Problem requirements »
From the first line to the last, reproduce the records below exactly, omitting any picture.

START Information

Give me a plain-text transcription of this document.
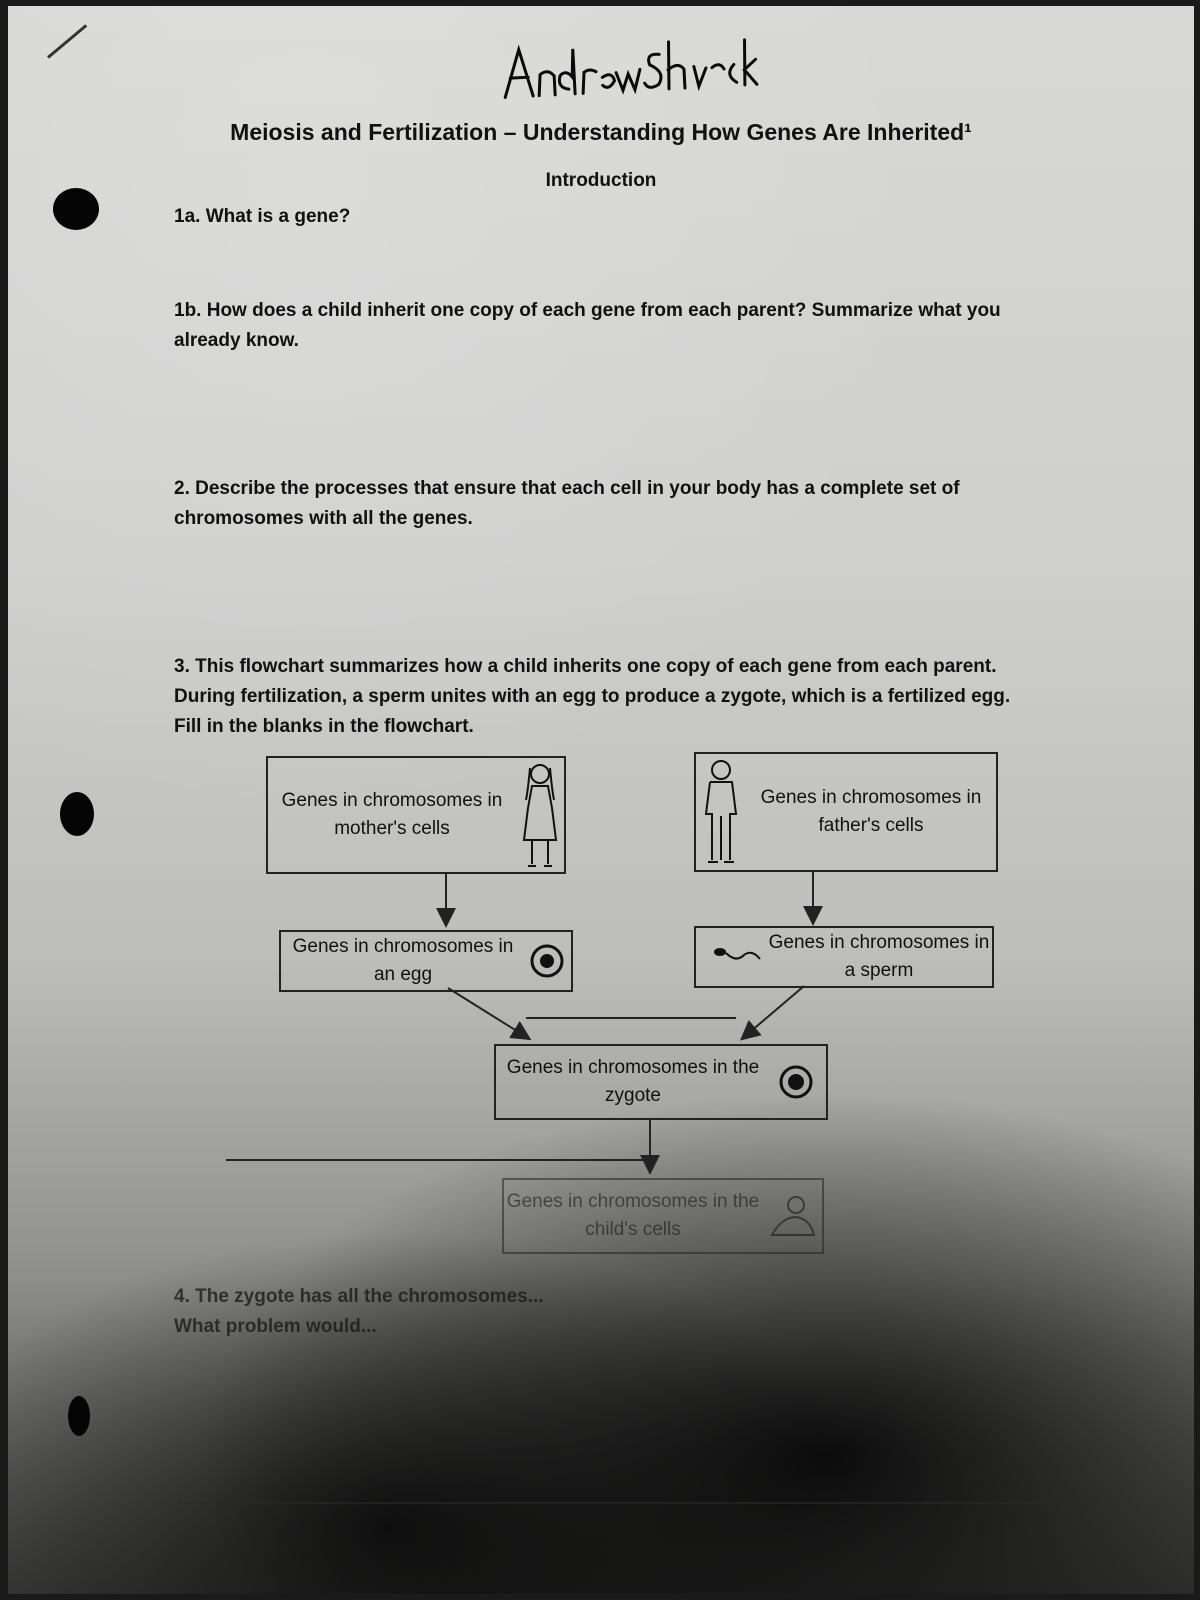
Meiosis and Fertilization – Understanding How Genes Are Inherited¹
Introduction
1a. What is a gene?
1b. How does a child inherit one copy of each gene from each parent? Summarize what you already know.
2. Describe the processes that ensure that each cell in your body has a complete set of chromosomes with all the genes.
3. This flowchart summarizes how a child inherits one copy of each gene from each parent.
During fertilization, a sperm unites with an egg to produce a zygote, which is a fertilized egg.
Fill in the blanks in the flowchart.
Genes in chromosomes in mother's cells
Genes in chromosomes in father's cells
Genes in chromosomes in an egg
Genes in chromosomes in a sperm
Genes in chromosomes in the zygote
Genes in chromosomes in the child's cells
4. The zygote has all the chromosomes...
What problem would...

END Information

Response »
Give me a plain-text transcription of this document.
Meiosis and Fertilization – Understanding How Genes Are Inherited¹
Introduction
1a. What is a gene?
1b. How does a child inherit one copy of each gene from each parent? Summarize what you already know.
2. Describe the processes that ensure that each cell in your body has a complete set of chromosomes with all the genes.
3. This flowchart summarizes how a child inherits one copy of each gene from each parent.
During fertilization, a sperm unites with an egg to produce a zygote, which is a fertilized egg.
Fill in the blanks in the flowchart.
Genes in chromosomes in mother's cells
Genes in chromosomes in father's cells
Genes in chromosomes in an egg
Genes in chromosomes in a sperm
Genes in chromosomes in the zygote
Genes in chromosomes in the child's cells
4. The zygote has all the chromosomes...
What problem would...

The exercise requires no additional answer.